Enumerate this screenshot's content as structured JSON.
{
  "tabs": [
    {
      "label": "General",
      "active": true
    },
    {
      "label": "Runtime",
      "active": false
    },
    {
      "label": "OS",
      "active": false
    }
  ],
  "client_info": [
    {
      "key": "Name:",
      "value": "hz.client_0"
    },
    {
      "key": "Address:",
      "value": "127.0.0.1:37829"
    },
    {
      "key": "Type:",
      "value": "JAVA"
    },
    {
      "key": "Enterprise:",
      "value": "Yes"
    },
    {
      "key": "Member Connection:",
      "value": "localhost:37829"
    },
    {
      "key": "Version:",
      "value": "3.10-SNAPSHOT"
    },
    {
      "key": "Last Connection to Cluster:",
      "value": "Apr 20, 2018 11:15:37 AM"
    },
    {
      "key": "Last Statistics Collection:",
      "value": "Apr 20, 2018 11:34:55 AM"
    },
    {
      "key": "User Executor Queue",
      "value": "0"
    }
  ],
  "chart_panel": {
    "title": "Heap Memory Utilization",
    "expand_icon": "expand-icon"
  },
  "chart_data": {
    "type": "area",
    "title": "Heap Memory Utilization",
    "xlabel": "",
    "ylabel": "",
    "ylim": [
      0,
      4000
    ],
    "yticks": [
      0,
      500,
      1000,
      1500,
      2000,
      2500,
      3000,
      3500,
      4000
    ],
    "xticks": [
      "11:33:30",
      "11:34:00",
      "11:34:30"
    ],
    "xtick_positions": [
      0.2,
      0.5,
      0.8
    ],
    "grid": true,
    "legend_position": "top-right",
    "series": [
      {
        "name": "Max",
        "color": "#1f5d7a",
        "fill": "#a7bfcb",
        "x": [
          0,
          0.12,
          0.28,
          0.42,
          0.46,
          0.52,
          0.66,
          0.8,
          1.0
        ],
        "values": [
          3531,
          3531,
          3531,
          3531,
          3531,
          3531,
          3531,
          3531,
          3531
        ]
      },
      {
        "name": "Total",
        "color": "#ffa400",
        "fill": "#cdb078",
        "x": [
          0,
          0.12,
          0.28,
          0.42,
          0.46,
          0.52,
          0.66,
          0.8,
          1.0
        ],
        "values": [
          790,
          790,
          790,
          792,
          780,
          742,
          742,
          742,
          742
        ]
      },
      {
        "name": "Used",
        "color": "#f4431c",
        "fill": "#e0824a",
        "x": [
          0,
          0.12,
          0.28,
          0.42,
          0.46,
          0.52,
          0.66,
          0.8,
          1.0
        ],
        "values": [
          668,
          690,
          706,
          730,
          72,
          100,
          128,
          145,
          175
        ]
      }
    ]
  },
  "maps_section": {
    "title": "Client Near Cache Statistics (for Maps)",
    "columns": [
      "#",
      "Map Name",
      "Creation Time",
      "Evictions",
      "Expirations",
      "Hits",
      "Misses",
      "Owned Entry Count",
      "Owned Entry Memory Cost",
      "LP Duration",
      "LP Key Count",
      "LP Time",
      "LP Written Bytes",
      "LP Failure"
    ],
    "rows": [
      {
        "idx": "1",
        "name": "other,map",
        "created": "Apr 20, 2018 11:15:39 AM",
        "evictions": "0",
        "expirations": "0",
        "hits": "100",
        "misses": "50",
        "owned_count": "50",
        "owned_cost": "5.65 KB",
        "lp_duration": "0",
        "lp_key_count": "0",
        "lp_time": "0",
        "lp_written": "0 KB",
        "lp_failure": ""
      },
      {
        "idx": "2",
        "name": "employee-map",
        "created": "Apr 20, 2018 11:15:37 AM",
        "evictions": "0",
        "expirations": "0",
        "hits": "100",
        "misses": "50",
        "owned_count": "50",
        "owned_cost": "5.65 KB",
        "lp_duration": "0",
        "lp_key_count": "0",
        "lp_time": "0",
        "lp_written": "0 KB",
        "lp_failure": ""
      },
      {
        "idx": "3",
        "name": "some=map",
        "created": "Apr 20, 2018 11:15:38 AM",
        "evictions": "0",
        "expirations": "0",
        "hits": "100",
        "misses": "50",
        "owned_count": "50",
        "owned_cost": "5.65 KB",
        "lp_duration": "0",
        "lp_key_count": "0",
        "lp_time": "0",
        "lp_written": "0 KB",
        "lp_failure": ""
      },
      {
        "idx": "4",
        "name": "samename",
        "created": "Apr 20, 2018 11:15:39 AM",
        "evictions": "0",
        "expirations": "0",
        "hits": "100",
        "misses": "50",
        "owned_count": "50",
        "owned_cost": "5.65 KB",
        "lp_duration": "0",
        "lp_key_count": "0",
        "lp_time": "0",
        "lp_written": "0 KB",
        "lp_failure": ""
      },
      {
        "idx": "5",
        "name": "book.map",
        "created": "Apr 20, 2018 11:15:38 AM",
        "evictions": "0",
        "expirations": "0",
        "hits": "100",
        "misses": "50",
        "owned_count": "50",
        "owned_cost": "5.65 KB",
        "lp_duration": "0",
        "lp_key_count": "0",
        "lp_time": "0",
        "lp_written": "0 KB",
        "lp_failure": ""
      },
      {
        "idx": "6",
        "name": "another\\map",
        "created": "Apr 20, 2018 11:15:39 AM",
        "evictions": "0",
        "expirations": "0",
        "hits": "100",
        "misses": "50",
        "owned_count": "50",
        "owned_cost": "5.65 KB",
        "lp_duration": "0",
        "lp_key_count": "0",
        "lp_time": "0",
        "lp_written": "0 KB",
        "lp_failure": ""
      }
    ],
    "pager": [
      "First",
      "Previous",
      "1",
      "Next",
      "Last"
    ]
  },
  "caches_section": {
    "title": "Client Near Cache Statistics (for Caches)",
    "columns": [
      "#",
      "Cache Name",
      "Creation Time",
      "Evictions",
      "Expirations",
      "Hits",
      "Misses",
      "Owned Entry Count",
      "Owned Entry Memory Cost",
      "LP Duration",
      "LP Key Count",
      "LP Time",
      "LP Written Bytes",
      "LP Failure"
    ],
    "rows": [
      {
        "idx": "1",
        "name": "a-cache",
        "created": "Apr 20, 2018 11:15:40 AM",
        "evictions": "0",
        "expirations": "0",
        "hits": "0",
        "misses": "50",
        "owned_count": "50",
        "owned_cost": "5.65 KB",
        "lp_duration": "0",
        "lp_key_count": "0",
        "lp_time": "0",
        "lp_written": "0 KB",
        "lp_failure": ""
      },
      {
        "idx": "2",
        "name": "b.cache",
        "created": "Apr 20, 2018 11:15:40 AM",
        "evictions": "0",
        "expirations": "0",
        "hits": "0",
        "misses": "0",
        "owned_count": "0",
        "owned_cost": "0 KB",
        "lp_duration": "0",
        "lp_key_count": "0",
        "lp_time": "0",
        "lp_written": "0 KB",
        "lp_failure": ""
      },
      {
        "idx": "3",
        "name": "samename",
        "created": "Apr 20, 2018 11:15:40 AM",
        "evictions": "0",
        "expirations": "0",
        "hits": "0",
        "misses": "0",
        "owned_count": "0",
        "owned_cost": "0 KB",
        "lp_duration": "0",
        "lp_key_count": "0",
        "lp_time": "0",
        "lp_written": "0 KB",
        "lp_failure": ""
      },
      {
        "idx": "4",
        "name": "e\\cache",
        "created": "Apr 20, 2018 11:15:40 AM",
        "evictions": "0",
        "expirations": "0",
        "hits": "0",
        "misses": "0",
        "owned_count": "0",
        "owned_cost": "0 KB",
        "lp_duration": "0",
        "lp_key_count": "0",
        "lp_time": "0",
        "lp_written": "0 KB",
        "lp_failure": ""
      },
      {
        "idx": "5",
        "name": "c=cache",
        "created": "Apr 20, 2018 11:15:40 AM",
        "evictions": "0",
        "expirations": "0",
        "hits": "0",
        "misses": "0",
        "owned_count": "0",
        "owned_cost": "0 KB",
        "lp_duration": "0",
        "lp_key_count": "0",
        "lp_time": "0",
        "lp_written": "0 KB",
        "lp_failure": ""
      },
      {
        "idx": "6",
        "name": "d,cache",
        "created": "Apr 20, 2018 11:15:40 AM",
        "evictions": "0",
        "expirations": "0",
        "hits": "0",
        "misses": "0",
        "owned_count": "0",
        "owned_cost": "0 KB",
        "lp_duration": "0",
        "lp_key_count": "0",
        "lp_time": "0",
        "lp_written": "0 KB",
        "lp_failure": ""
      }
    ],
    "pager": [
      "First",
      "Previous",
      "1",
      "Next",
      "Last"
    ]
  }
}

TASK STATEMENT
Extract every line above that contains the word "Near".

ANSWER FOR THIS EXERCISE
    "title": "Client Near Cache Statistics (for Maps)",
    "title": "Client Near Cache Statistics (for Caches)",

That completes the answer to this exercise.